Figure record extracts
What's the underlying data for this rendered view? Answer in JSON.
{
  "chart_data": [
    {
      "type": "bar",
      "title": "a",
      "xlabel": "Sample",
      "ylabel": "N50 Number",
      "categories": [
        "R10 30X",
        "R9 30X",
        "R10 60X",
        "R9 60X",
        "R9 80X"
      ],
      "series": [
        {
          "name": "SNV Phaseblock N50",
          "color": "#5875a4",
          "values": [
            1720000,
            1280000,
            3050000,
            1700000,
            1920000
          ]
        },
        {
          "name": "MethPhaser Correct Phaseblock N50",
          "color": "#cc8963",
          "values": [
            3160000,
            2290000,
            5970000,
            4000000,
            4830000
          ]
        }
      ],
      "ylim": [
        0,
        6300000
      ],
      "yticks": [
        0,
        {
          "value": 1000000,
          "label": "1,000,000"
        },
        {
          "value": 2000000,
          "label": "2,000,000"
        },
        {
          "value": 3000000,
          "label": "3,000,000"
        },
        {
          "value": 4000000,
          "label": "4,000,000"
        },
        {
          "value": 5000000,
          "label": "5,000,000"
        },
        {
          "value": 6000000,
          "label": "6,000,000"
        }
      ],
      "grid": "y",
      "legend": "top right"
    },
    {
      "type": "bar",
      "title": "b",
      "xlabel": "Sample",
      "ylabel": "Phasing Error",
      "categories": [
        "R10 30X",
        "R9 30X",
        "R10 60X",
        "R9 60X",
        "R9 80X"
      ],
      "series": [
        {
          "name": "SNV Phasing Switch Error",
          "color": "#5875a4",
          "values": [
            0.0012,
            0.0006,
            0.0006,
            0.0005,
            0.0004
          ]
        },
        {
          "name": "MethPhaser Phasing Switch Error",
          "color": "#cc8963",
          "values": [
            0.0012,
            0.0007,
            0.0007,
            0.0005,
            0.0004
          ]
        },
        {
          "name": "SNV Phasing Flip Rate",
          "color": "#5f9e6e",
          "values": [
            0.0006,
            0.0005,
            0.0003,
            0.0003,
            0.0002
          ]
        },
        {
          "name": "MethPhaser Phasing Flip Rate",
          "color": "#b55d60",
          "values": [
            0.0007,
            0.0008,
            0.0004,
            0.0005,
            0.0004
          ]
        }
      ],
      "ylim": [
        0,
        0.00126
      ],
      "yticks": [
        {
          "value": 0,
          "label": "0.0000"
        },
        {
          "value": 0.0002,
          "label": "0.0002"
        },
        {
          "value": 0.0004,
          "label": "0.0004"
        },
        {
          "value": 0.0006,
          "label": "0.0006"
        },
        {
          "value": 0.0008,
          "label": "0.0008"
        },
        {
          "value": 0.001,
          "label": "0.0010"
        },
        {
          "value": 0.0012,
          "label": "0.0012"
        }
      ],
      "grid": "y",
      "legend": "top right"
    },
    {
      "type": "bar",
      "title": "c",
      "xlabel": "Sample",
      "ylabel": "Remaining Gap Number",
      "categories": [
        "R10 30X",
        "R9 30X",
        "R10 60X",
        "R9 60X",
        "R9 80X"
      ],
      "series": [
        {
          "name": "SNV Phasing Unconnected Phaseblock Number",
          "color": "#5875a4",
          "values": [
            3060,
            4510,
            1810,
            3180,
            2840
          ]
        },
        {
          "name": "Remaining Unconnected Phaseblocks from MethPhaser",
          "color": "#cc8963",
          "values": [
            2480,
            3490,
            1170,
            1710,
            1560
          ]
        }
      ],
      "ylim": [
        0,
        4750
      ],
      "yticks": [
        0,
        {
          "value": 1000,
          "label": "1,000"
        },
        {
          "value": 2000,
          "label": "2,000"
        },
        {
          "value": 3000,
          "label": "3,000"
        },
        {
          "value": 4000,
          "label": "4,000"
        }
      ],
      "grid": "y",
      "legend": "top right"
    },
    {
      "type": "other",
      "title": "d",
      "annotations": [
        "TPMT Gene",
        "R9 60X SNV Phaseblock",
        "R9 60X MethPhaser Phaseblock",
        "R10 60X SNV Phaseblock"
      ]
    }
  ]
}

→ **WRITTEN INSTRUCTION**:
Find the word "Switch" in the data and show each line that holds it.

→ **REPLY**:
          "name": "SNV Phasing Switch Error",
          "name": "MethPhaser Phasing Switch Error",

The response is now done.